- TEXTAUSZUG
━━━━━━

Kaiser Franz Joseph wurde die Sache zu heiß. Er entließ das Ministerium Badeni am 28. November 1897. Doch die Krise war damit nicht beendet. Solange die Verordnungen in Kraft blieben, betrieben die Deutschen weiterhin Obstruktion. Als sie 1899 dann endlich aufgehoben wurden, verbesserte sich zwar das Verhältnis der Deutschen zur Monarchie wiederum, dafür setzte prompt die tschechische Obstruktion ein. Für die Stellung der Donaumonarchie als Großmacht war diese Situation bedenklich; für die Bürger nicht unbedingt. Der Kaiser konnte per Notverordnung die „Staatsnotwendigkeiten“ fortschreiben, aber die Steuern nicht erhöhen und nicht mehr Rekruten ausheben als bisher, geschweige denn irgendwelche Reformen in Angriff nehmen. Das Toben der Radikalen kam so letztendlich den Konservativen zugute. Bis es dem Kaiser 1905/06 schließlich zu dumm wurde: Wenn das Kurienparlament mit seinem Zensuswahlrecht so schlecht funktionierte, sollte man dann nicht vielleicht doch den aufmüpfigen bürgerlichen Parteien die Rute ins Fenster stellen und das allgemeine Wahlrecht einführen?

━━━━━━

- BEREITGESTELLTE DATEN
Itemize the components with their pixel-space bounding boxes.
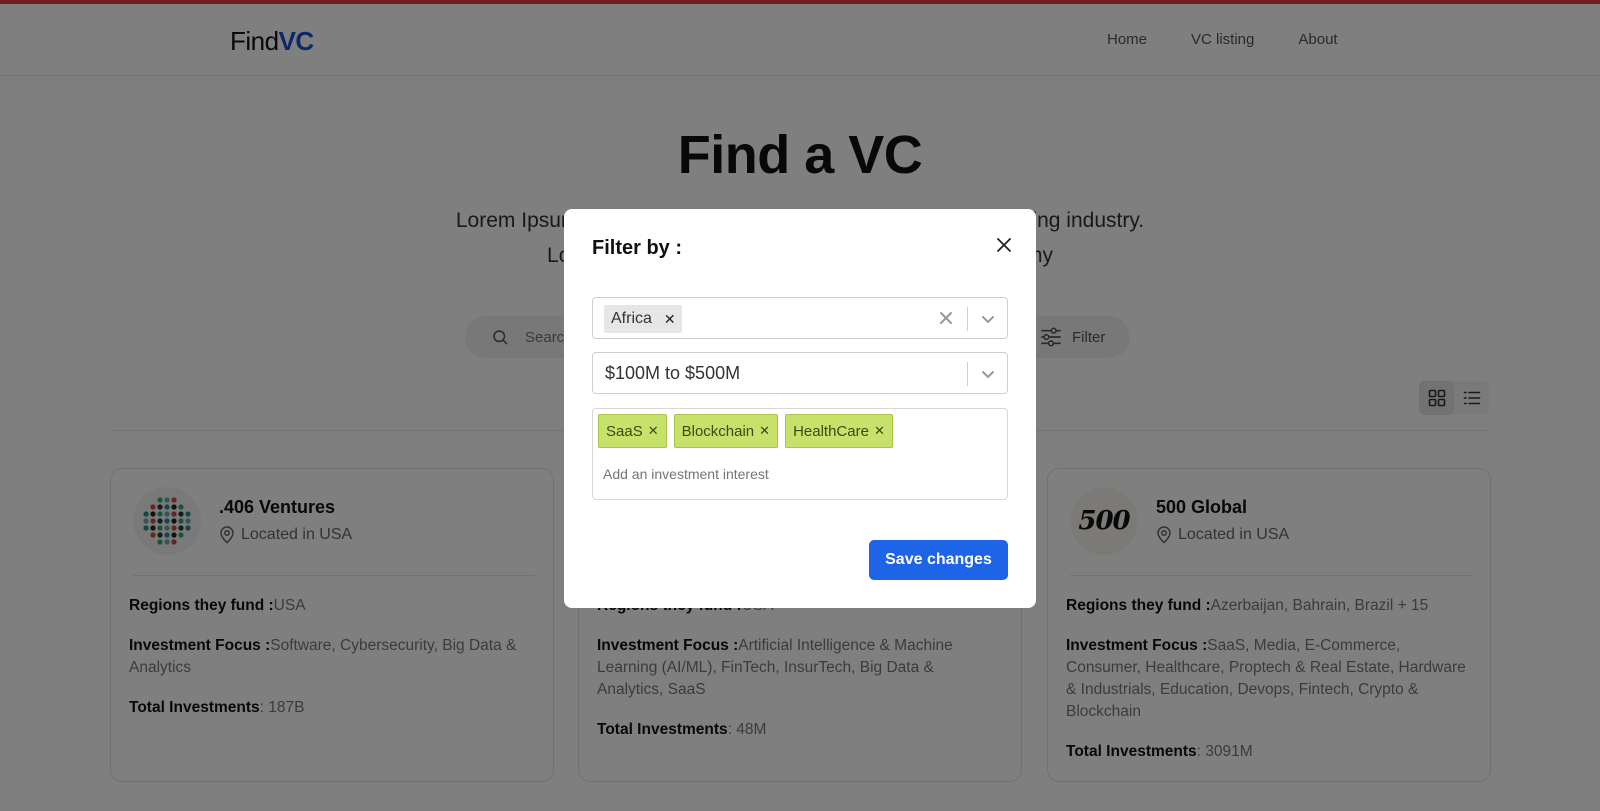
region-chip: Africa ✕ (604, 305, 682, 333)
select-separator (967, 307, 968, 331)
modal-title: Filter by : (592, 237, 683, 259)
interest-tag-label: HealthCare (793, 422, 869, 440)
investment-range-value: $100M to $500M (605, 363, 741, 383)
investment-interest-tags[interactable]: SaaS ✕ Blockchain ✕ HealthCare ✕ (592, 408, 1008, 500)
chevron-down-icon[interactable] (979, 365, 997, 383)
investment-range-select[interactable]: $100M to $500M (592, 352, 1008, 394)
chevron-down-icon[interactable] (979, 310, 997, 328)
interest-tag: Blockchain ✕ (673, 414, 779, 448)
interest-tag: SaaS ✕ (598, 414, 667, 448)
close-icon[interactable] (994, 235, 1014, 255)
region-select[interactable]: Africa ✕ (592, 297, 1008, 339)
interest-tag-remove[interactable]: ✕ (874, 423, 885, 439)
select-separator (967, 362, 968, 386)
clear-icon[interactable] (937, 309, 955, 327)
region-chip-label: Africa (611, 310, 652, 327)
save-changes-button[interactable]: Save changes (869, 540, 1008, 580)
interest-tag-label: SaaS (606, 422, 643, 440)
interest-tag-remove[interactable]: ✕ (759, 423, 770, 439)
interest-tag: HealthCare ✕ (785, 414, 893, 448)
interest-tag-remove[interactable]: ✕ (648, 423, 659, 439)
tag-list: SaaS ✕ Blockchain ✕ HealthCare ✕ (598, 414, 893, 448)
interest-tag-label: Blockchain (681, 422, 755, 440)
region-chip-remove[interactable]: ✕ (664, 311, 676, 328)
filter-modal: Filter by : Africa ✕ $100M to $500M SaaS… (564, 209, 1036, 608)
interest-input[interactable] (603, 463, 983, 485)
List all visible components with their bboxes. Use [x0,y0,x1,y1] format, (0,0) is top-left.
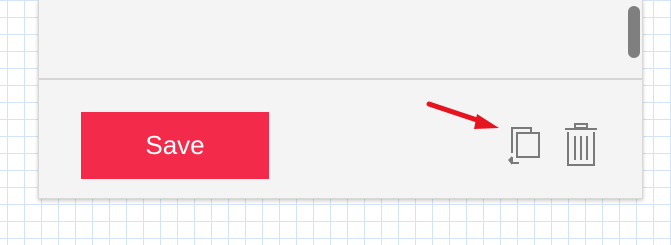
red-arrow-icon [426,101,499,129]
save-button[interactable]: Save [81,112,269,179]
duplicate-icon[interactable] [499,125,543,169]
panel-content-area [39,0,642,78]
editor-panel: Save [38,0,643,199]
trash-icon[interactable] [563,122,599,168]
scrollbar-thumb[interactable] [628,6,640,58]
footer-divider [39,78,642,80]
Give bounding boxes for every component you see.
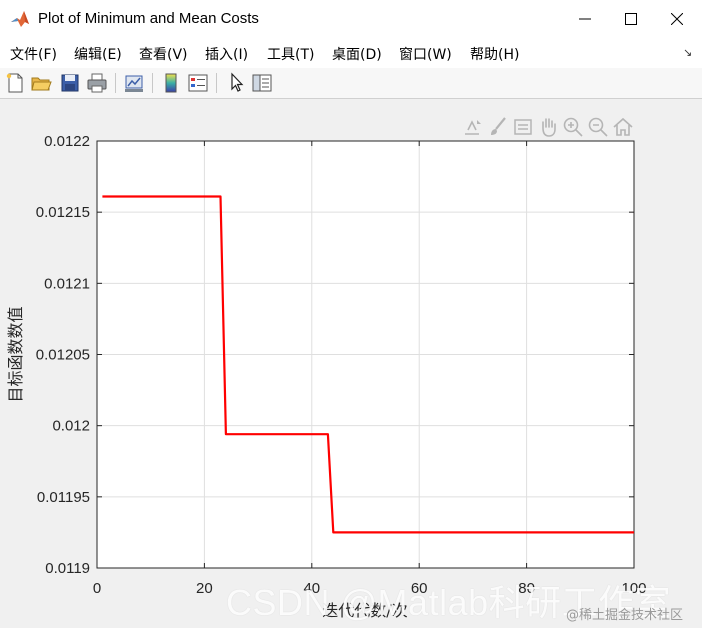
axes-pan-button[interactable] <box>537 116 559 138</box>
y-tick-label: 0.0119 <box>45 560 90 577</box>
axes-export-button[interactable] <box>462 116 484 138</box>
data-tips-icon <box>514 119 532 135</box>
axes-data-tips-button[interactable] <box>512 116 534 138</box>
y-tick-label: 0.01205 <box>36 347 90 364</box>
export-icon <box>465 120 481 135</box>
brush-icon <box>491 117 506 135</box>
axes-zoom-out-button[interactable] <box>587 116 609 138</box>
axes-brush-button[interactable] <box>487 116 509 138</box>
y-tick-label: 0.01195 <box>37 489 90 506</box>
line-plot: 0 20 40 60 80 100 0.01190.011950.0120.012050.… <box>6 133 647 620</box>
y-tick-labels: 0.0119 0.01195 0.012 0.01205 0.0121 0.01215 0.… <box>36 133 90 577</box>
zoom-in-icon <box>563 117 583 137</box>
x-tick-label: 0 <box>93 580 101 597</box>
home-icon <box>613 117 633 136</box>
y-axis-label: 目标函数数值 <box>6 306 25 402</box>
zoom-out-icon <box>588 117 608 137</box>
x-tick-label: 20 <box>196 580 213 597</box>
y-tick-label: 0.01215 <box>36 204 90 221</box>
axes-zoom-in-button[interactable] <box>562 116 584 138</box>
axes-home-button[interactable] <box>612 116 634 138</box>
y-tick-label: 0.012 <box>52 418 90 435</box>
y-tick-label: 0.0122 <box>44 133 90 150</box>
y-tick-label: 0.0121 <box>44 275 90 292</box>
watermark-secondary: @稀土掘金技术社区 <box>566 608 684 623</box>
pan-icon <box>542 118 556 137</box>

━━━━━━

- AUFGABEN
a) An welchem Datum entließ Kaiser Franz Joseph laut dem Textauszug das Ministerium Badeni?
b) Gib aus den Datensätzen die Zeilen unverändert wieder, beginnend mit der Zeile, die „red-arrow-icon [426,101,499,129]“ enthält, und endend mit der Zeile, die „Give bounding boxes“ enthält. Beide Zeilen gehören dazu.
Der Textauszug und die Datensätze stammen aus verschiedenen Quellen.

- LÖSUNGEN
a) Am 28. November 1897.

b)
red-arrow-icon [426,101,499,129]
save-button[interactable]: Save [81,112,269,179]
duplicate-icon[interactable] [499,125,543,169]
panel-content-area [39,0,642,78]
editor-panel: Save [38,0,643,199]
trash-icon[interactable] [563,122,599,168]
scrollbar-thumb[interactable] [628,6,640,58]
footer-divider [39,78,642,80]
Give bounding boxes for every component you see.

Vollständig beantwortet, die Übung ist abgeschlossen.